-- start of DATA FOR THIS TASK --

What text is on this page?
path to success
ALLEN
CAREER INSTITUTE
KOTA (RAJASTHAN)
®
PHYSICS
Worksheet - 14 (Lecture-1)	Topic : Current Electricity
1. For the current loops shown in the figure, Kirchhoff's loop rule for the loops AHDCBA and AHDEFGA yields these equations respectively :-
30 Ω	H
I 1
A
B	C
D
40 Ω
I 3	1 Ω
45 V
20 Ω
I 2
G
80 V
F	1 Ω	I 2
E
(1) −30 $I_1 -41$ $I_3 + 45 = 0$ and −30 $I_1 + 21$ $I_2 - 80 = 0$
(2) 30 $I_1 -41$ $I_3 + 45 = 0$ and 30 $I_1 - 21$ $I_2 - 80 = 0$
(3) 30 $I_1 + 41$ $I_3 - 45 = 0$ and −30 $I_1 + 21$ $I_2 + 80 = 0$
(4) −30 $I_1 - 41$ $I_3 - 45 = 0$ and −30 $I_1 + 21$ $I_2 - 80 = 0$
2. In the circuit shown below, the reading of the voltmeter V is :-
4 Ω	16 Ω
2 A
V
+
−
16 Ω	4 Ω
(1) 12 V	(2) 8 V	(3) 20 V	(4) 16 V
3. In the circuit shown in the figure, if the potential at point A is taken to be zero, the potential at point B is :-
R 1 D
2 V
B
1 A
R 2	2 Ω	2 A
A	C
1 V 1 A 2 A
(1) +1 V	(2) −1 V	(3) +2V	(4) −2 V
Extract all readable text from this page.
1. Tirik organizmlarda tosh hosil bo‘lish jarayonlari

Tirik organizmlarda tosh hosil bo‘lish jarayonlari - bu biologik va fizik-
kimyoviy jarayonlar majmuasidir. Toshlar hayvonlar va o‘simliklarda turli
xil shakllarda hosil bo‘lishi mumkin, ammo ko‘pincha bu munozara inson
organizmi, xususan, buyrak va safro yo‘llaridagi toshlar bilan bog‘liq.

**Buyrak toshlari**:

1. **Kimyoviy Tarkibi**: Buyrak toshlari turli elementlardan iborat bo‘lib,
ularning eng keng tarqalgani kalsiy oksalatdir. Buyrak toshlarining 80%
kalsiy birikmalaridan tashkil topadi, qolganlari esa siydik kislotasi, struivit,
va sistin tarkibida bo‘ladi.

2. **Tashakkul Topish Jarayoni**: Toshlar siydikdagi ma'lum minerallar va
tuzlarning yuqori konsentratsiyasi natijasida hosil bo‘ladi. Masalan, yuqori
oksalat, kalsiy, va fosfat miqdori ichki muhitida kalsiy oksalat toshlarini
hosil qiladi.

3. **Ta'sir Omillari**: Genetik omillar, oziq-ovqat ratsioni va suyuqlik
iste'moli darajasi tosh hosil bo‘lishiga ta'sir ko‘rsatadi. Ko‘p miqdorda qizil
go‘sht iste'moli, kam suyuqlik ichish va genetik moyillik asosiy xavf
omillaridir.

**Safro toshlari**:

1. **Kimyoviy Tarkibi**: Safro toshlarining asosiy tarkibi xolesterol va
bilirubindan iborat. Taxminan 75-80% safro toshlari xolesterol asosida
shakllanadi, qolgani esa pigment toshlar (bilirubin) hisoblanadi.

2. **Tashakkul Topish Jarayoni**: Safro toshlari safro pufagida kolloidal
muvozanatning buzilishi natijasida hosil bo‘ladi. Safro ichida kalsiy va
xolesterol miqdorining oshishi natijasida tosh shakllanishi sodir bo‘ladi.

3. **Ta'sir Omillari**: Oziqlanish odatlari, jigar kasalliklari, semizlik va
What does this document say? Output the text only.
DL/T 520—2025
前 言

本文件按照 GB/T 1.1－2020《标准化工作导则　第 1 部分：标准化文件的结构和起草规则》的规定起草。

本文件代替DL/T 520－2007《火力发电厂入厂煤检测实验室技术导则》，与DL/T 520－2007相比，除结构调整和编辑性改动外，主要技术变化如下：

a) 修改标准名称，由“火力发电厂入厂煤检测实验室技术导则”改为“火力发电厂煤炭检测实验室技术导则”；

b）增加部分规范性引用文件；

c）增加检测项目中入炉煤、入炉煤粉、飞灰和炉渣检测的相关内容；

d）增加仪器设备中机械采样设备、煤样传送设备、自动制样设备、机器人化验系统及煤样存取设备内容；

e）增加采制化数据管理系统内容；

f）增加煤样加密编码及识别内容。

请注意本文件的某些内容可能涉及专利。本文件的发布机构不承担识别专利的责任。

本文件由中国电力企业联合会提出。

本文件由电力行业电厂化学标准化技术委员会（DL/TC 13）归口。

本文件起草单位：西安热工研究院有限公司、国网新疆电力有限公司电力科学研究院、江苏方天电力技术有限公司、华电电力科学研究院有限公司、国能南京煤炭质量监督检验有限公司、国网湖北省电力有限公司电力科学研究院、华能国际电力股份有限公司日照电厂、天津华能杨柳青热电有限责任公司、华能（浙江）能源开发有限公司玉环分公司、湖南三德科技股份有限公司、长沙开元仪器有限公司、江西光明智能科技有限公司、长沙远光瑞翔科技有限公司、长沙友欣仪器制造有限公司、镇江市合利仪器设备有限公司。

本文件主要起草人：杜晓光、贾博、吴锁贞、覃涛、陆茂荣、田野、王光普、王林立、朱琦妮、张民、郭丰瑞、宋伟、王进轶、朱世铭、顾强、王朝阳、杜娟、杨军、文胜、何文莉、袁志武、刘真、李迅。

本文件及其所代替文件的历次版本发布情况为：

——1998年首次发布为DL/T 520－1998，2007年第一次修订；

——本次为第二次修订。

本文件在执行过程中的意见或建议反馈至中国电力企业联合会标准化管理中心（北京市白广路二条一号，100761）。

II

-- end of DATA FOR THIS TASK --

* WHAT NEEDS TO BE DONE *
Check each line above for the string "organizmlarda" and report how many lines have it, giving only the number.

* EXERCISE RESPONSE *
2